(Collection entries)
—————

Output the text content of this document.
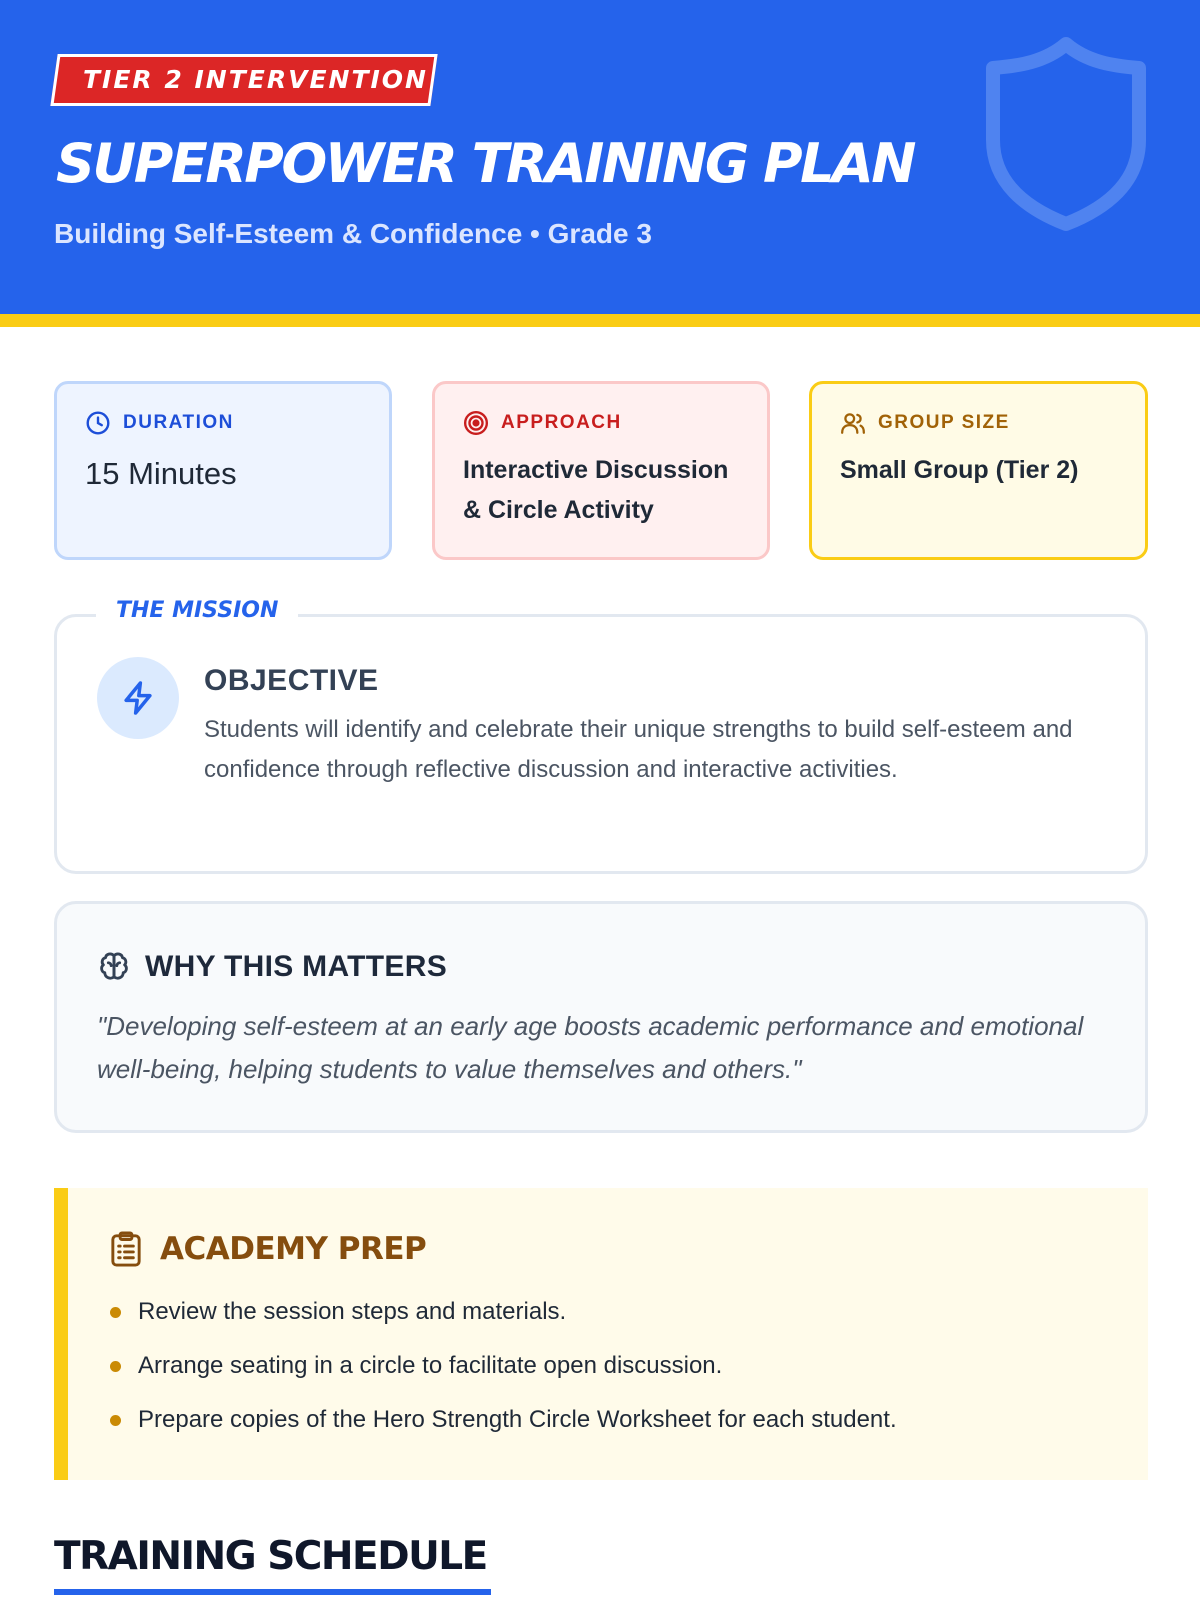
TIER 2 INTERVENTION
SUPERPOWER TRAINING PLAN
Building Self-Esteem & Confidence • Grade 3
DURATION
15 Minutes
APPROACH
Interactive Discussion & Circle Activity
GROUP SIZE
Small Group (Tier 2)
THE MISSION
OBJECTIVE
Students will identify and celebrate their unique strengths to build self-esteem and confidence through reflective discussion and interactive activities.
WHY THIS MATTERS
"Developing self-esteem at an early age boosts academic performance and emotional well-being, helping students to value themselves and others."
ACADEMY PREP
Review the session steps and materials.
Arrange seating in a circle to facilitate open discussion.
Prepare copies of the Hero Strength Circle Worksheet for each student.
TRAINING SCHEDULE
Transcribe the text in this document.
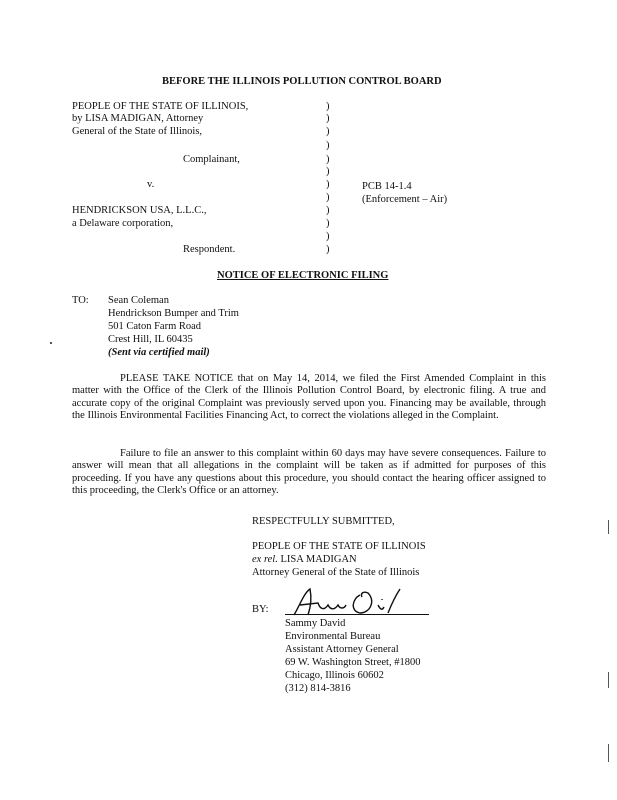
BEFORE THE ILLINOIS POLLUTION CONTROL BOARD
PEOPLE OF THE STATE OF ILLINOIS,
by LISA MADIGAN, Attorney
General of the State of Illinois,
Complainant,
v.
HENDRICKSON USA, L.L.C.,
a Delaware corporation,
Respondent.
)
)
)
)
)
)
)
)
)
)
)
)
PCB 14-1.4
(Enforcement – Air)
NOTICE OF ELECTRONIC FILING
TO: Sean Coleman
Hendrickson Bumper and Trim
501 Caton Farm Road
Crest Hill, IL 60435
(Sent via certified mail)
PLEASE TAKE NOTICE that on May 14, 2014, we filed the First Amended Complaint in this matter with the Office of the Clerk of the Illinois Pollution Control Board, by electronic filing. A true and accurate copy of the original Complaint was previously served upon you. Financing may be available, through the Illinois Environmental Facilities Financing Act, to correct the violations alleged in the Complaint.
Failure to file an answer to this complaint within 60 days may have severe consequences. Failure to answer will mean that all allegations in the complaint will be taken as if admitted for purposes of this proceeding. If you have any questions about this procedure, you should contact the hearing officer assigned to this proceeding, the Clerk's Office or an attorney.
RESPECTFULLY SUBMITTED,
PEOPLE OF THE STATE OF ILLINOIS
ex rel. LISA MADIGAN
Attorney General of the State of Illinois
BY:
Sammy David
Environmental Bureau
Assistant Attorney General
69 W. Washington Street, #1800
Chicago, Illinois 60602
(312) 814-3816
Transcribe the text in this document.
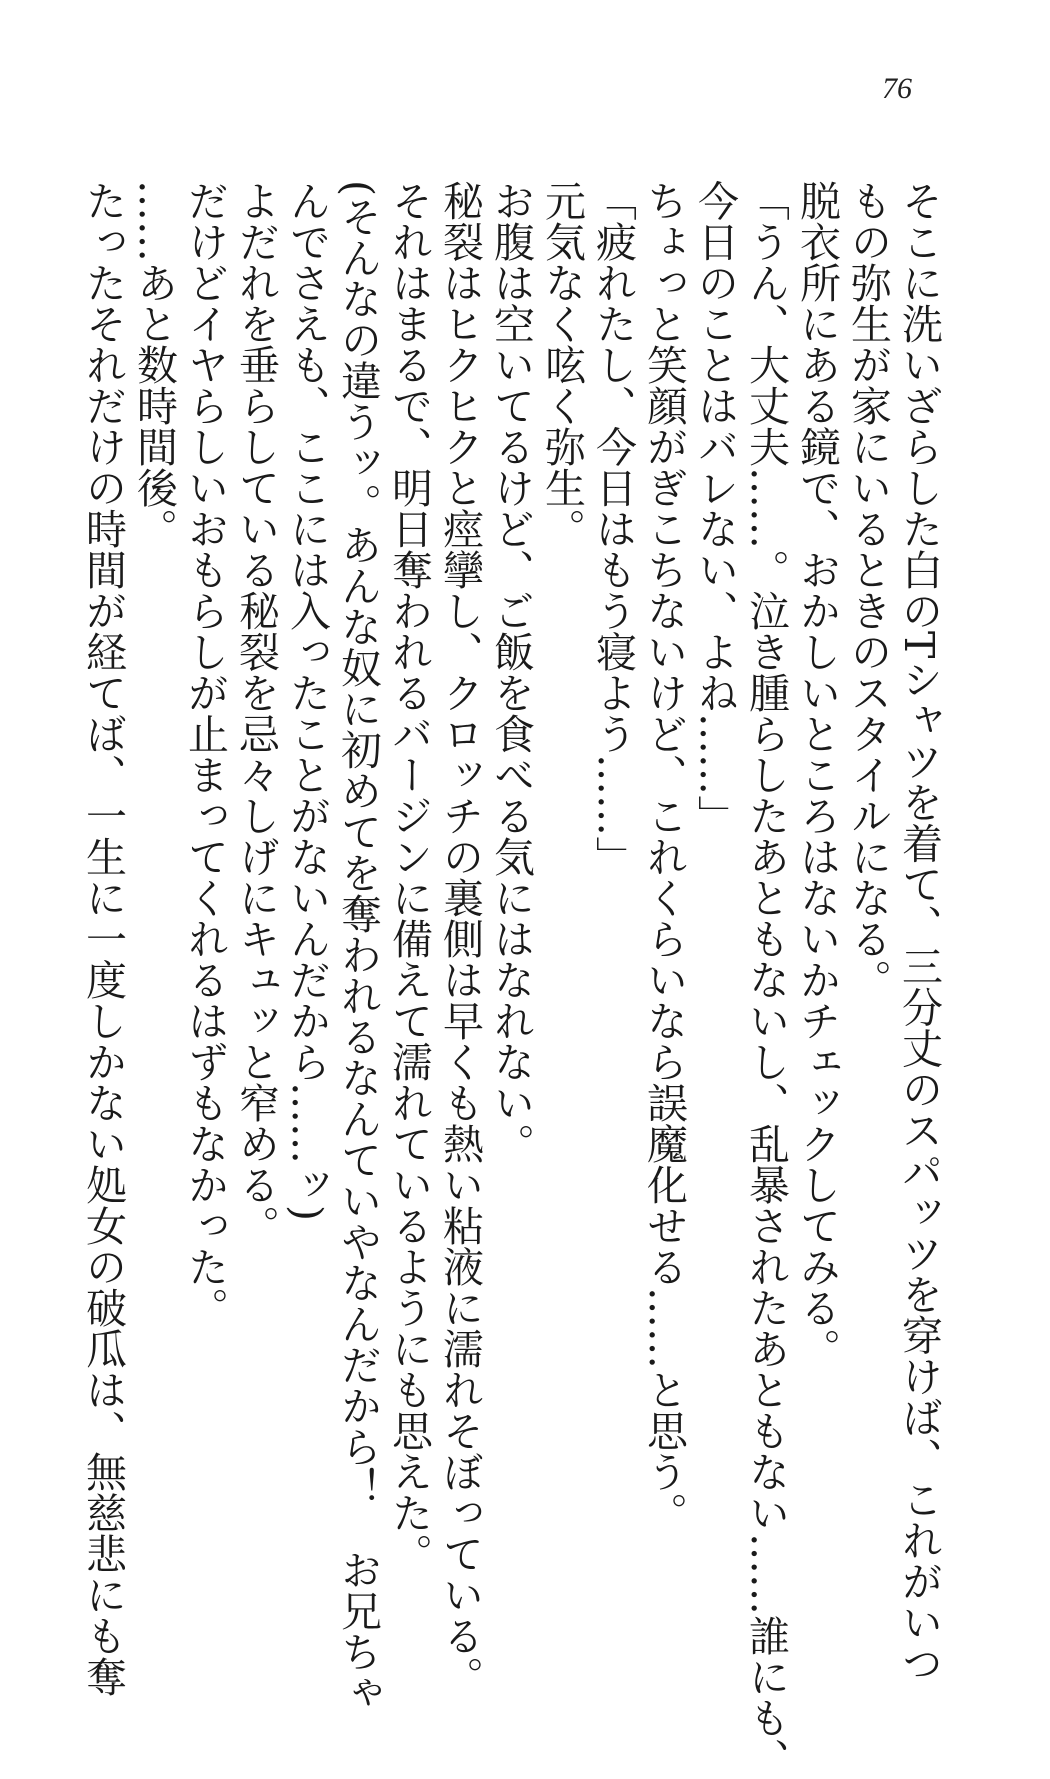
76
そこに洗いざらした白のTシャツを着て、三分丈のスパッツを穿けば、これがいつ
もの弥生が家にいるときのスタイルになる。
脱衣所にある鏡で、おかしいところはないかチェックしてみる。
「うん、大丈夫……。泣き腫らしたあともないし、乱暴されたあともない……誰にも、
今日のことはバレない、よね……」
ちょっと笑顔がぎこちないけど、これくらいなら誤魔化せる……と思う。
「疲れたし、今日はもう寝よう……」
元気なく呟く弥生。
お腹は空いてるけど、ご飯を食べる気にはなれない。
秘裂はヒクヒクと痙攣し、クロッチの裏側は早くも熱い粘液に濡れそぼっている。
それはまるで、明日奪われるバージンに備えて濡れているようにも思えた。
(そんなの違うッ。あんな奴に初めてを奪われるなんていやなんだから！　お兄ちゃ
んでさえも、ここには入ったことがないんだから……ッ)
よだれを垂らしている秘裂を忌々しげにキュッと窄める。
だけどイヤらしいおもらしが止まってくれるはずもなかった。
……あと数時間後。
たったそれだけの時間が経てば、一生に一度しかない処女の破瓜は、無慈悲にも奪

—————

__The problem__
Extract all lines that hold the word "General".

__Answer to this task__
General of the State of Illinois,
Attorney General of the State of Illinois
Assistant Attorney General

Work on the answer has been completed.